§ TASK TO COMPLETE
A word-for-word restatement of every record is required.

§ RECORDS PROVIDED
________________

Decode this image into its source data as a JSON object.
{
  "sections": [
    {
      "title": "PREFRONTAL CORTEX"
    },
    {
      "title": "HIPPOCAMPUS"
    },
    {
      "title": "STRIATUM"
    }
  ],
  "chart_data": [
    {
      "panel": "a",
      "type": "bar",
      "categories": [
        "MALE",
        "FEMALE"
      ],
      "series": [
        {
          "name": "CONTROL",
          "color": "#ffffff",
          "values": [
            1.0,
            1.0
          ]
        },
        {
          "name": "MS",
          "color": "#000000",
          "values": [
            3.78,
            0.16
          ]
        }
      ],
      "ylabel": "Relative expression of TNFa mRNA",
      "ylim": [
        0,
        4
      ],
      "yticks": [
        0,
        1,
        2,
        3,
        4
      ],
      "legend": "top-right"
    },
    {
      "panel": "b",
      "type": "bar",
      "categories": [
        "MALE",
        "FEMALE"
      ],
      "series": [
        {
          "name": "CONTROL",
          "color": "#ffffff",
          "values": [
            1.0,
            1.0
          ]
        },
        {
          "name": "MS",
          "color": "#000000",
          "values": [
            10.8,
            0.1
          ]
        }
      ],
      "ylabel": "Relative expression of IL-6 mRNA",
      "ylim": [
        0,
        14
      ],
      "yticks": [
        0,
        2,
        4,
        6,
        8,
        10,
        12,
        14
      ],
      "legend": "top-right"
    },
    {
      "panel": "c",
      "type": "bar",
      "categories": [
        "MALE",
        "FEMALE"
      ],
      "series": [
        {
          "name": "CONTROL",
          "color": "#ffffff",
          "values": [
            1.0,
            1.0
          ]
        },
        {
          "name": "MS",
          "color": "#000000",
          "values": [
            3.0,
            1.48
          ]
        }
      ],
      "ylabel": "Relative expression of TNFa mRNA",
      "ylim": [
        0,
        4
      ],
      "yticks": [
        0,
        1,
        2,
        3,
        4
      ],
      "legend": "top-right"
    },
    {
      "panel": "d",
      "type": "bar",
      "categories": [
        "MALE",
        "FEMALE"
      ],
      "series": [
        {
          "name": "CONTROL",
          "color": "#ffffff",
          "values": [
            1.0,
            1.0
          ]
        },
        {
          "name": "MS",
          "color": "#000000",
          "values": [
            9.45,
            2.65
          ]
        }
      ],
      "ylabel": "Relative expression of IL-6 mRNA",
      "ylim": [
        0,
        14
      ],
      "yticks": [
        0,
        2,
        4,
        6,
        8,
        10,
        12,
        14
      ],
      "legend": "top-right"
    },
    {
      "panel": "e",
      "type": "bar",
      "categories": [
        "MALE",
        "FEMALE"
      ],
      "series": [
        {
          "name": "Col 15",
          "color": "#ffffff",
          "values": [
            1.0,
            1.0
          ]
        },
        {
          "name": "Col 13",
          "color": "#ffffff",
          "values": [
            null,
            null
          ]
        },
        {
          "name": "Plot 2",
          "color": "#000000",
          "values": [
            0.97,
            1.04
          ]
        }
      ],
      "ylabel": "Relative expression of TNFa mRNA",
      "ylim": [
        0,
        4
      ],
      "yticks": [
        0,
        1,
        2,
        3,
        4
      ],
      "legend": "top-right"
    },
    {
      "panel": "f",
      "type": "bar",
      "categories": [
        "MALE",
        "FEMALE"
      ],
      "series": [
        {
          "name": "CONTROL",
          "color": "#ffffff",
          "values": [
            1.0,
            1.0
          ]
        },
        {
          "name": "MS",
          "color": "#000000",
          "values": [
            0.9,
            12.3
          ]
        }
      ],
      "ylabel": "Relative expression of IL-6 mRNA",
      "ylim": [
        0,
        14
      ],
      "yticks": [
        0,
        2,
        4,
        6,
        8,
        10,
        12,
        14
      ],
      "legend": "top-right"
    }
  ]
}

________________

§ OUTPUT BELOW
Decode this image into its source data as a JSON object.
{
  "sections": [
    {
      "title": "PREFRONTAL CORTEX"
    },
    {
      "title": "HIPPOCAMPUS"
    },
    {
      "title": "STRIATUM"
    }
  ],
  "chart_data": [
    {
      "panel": "a",
      "type": "bar",
      "categories": [
        "MALE",
        "FEMALE"
      ],
      "series": [
        {
          "name": "CONTROL",
          "color": "#ffffff",
          "values": [
            1.0,
            1.0
          ]
        },
        {
          "name": "MS",
          "color": "#000000",
          "values": [
            3.78,
            0.16
          ]
        }
      ],
      "ylabel": "Relative expression of TNFa mRNA",
      "ylim": [
        0,
        4
      ],
      "yticks": [
        0,
        1,
        2,
        3,
        4
      ],
      "legend": "top-right"
    },
    {
      "panel": "b",
      "type": "bar",
      "categories": [
        "MALE",
        "FEMALE"
      ],
      "series": [
        {
          "name": "CONTROL",
          "color": "#ffffff",
          "values": [
            1.0,
            1.0
          ]
        },
        {
          "name": "MS",
          "color": "#000000",
          "values": [
            10.8,
            0.1
          ]
        }
      ],
      "ylabel": "Relative expression of IL-6 mRNA",
      "ylim": [
        0,
        14
      ],
      "yticks": [
        0,
        2,
        4,
        6,
        8,
        10,
        12,
        14
      ],
      "legend": "top-right"
    },
    {
      "panel": "c",
      "type": "bar",
      "categories": [
        "MALE",
        "FEMALE"
      ],
      "series": [
        {
          "name": "CONTROL",
          "color": "#ffffff",
          "values": [
            1.0,
            1.0
          ]
        },
        {
          "name": "MS",
          "color": "#000000",
          "values": [
            3.0,
            1.48
          ]
        }
      ],
      "ylabel": "Relative expression of TNFa mRNA",
      "ylim": [
        0,
        4
      ],
      "yticks": [
        0,
        1,
        2,
        3,
        4
      ],
      "legend": "top-right"
    },
    {
      "panel": "d",
      "type": "bar",
      "categories": [
        "MALE",
        "FEMALE"
      ],
      "series": [
        {
          "name": "CONTROL",
          "color": "#ffffff",
          "values": [
            1.0,
            1.0
          ]
        },
        {
          "name": "MS",
          "color": "#000000",
          "values": [
            9.45,
            2.65
          ]
        }
      ],
      "ylabel": "Relative expression of IL-6 mRNA",
      "ylim": [
        0,
        14
      ],
      "yticks": [
        0,
        2,
        4,
        6,
        8,
        10,
        12,
        14
      ],
      "legend": "top-right"
    },
    {
      "panel": "e",
      "type": "bar",
      "categories": [
        "MALE",
        "FEMALE"
      ],
      "series": [
        {
          "name": "Col 15",
          "color": "#ffffff",
          "values": [
            1.0,
            1.0
          ]
        },
        {
          "name": "Col 13",
          "color": "#ffffff",
          "values": [
            null,
            null
          ]
        },
        {
          "name": "Plot 2",
          "color": "#000000",
          "values": [
            0.97,
            1.04
          ]
        }
      ],
      "ylabel": "Relative expression of TNFa mRNA",
      "ylim": [
        0,
        4
      ],
      "yticks": [
        0,
        1,
        2,
        3,
        4
      ],
      "legend": "top-right"
    },
    {
      "panel": "f",
      "type": "bar",
      "categories": [
        "MALE",
        "FEMALE"
      ],
      "series": [
        {
          "name": "CONTROL",
          "color": "#ffffff",
          "values": [
            1.0,
            1.0
          ]
        },
        {
          "name": "MS",
          "color": "#000000",
          "values": [
            0.9,
            12.3
          ]
        }
      ],
      "ylabel": "Relative expression of IL-6 mRNA",
      "ylim": [
        0,
        14
      ],
      "yticks": [
        0,
        2,
        4,
        6,
        8,
        10,
        12,
        14
      ],
      "legend": "top-right"
    }
  ]
}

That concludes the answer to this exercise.